• _Stated problem_: Exactly repeat the material, dropping only the pictures.

[Data excerpts]
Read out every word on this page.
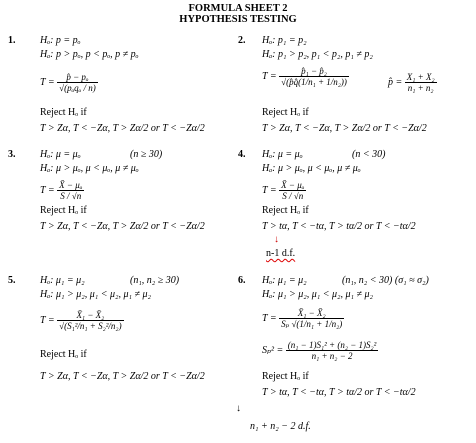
FORMULA SHEET 2
HYPOTHESIS TESTING
1. Hₒ: p = pₒ
Hₐ: p > pₒ, p < pₒ, p ≠ pₒ
$T = \frac{\text{p̂ − pₒ}}{\text{√(pₒqₒ / n)}}$
Reject Hₒ if
T > Zα, T < −Zα, T > Zα/2 or T < −Zα/2
2. Hₒ: p₁ = p₂
Hₐ: p₁ > p₂, p₁ < p₂, p₁ ≠ p₂
$T = \frac{\text{p̂₁ − p̂₂}}{\text{√(p̂q̂(1/n₁ + 1/n₂))}}$	p̂ = $\frac{\text{X₁ + X₂}}{\text{n₁ + n₂}}$
Reject Hₒ if
T > Zα, T < −Zα, T > Zα/2 or T < −Zα/2
3. Hₒ: μ = μₒ	(n ≥ 30)
Hₐ: μ > μₒ, μ < μₒ, μ ≠ μₒ
$T = \frac{\text{X̄ − μₒ}}{S / √n}$
Reject Hₒ if
T > Zα, T < −Zα, T > Zα/2 or T < −Zα/2
4. Hₒ: μ = μₒ	(n < 30)
Hₐ: μ > μₒ, μ < μₒ, μ ≠ μₒ
$T = \frac{\text{X̄ − μₒ}}{S / √n}$
Reject Hₒ if
T > tα, T < −tα, T > tα/2 or T < −tα/2
↓
n-1 d.f.
5. Hₒ: μ₁ = μ₂	(n₁, n₂ ≥ 30)
Hₐ: μ₁ > μ₂, μ₁ < μ₂, μ₁ ≠ μ₂
$T = \frac{\text{X̄₁ − X̄₂}}{\text{√(S₁²/n₁ + S₂²/n₂)}}$
Reject Hₒ if
T > Zα, T < −Zα, T > Zα/2 or T < −Zα/2
6. Hₒ: μ₁ = μ₂	(n₁, n₂ < 30) (σ₁ ≈ σ₂)
Hₐ: μ₁ > μ₂, μ₁ < μ₂, μ₁ ≠ μ₂
$T = \frac{\text{X̄₁ − X̄₂}}{\text{Sₚ √(1/n₁ + 1/n₂)}}$
$S_p^2 = \frac{\text{(n₁ − 1)S₁² + (n₂ − 1)S₂²}}{\text{n₁ + n₂ − 2}}$
Reject Hₒ if
T > tα, T < −tα, T > tα/2 or T < −tα/2
↓
n₁ + n₂ − 2 d.f.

• _Task result_:
Read out every word on this page.
FORMULA SHEET 2
HYPOTHESIS TESTING
1. Hₒ: p = pₒ
Hₐ: p > pₒ, p < pₒ, p ≠ pₒ
$T = \frac{\text{p̂ − pₒ}}{\text{√(pₒqₒ / n)}}$
Reject Hₒ if
T > Zα, T < −Zα, T > Zα/2 or T < −Zα/2
2. Hₒ: p₁ = p₂
Hₐ: p₁ > p₂, p₁ < p₂, p₁ ≠ p₂
$T = \frac{\text{p̂₁ − p̂₂}}{\text{√(p̂q̂(1/n₁ + 1/n₂))}}$	p̂ = $\frac{\text{X₁ + X₂}}{\text{n₁ + n₂}}$
Reject Hₒ if
T > Zα, T < −Zα, T > Zα/2 or T < −Zα/2
3. Hₒ: μ = μₒ	(n ≥ 30)
Hₐ: μ > μₒ, μ < μₒ, μ ≠ μₒ
$T = \frac{\text{X̄ − μₒ}}{S / √n}$
Reject Hₒ if
T > Zα, T < −Zα, T > Zα/2 or T < −Zα/2
4. Hₒ: μ = μₒ	(n < 30)
Hₐ: μ > μₒ, μ < μₒ, μ ≠ μₒ
$T = \frac{\text{X̄ − μₒ}}{S / √n}$
Reject Hₒ if
T > tα, T < −tα, T > tα/2 or T < −tα/2
↓
n-1 d.f.
5. Hₒ: μ₁ = μ₂	(n₁, n₂ ≥ 30)
Hₐ: μ₁ > μ₂, μ₁ < μ₂, μ₁ ≠ μ₂
$T = \frac{\text{X̄₁ − X̄₂}}{\text{√(S₁²/n₁ + S₂²/n₂)}}$
Reject Hₒ if
T > Zα, T < −Zα, T > Zα/2 or T < −Zα/2
6. Hₒ: μ₁ = μ₂	(n₁, n₂ < 30) (σ₁ ≈ σ₂)
Hₐ: μ₁ > μ₂, μ₁ < μ₂, μ₁ ≠ μ₂
$T = \frac{\text{X̄₁ − X̄₂}}{\text{Sₚ √(1/n₁ + 1/n₂)}}$
$S_p^2 = \frac{\text{(n₁ − 1)S₁² + (n₂ − 1)S₂²}}{\text{n₁ + n₂ − 2}}$
Reject Hₒ if
T > tα, T < −tα, T > tα/2 or T < −tα/2
↓
n₁ + n₂ − 2 d.f.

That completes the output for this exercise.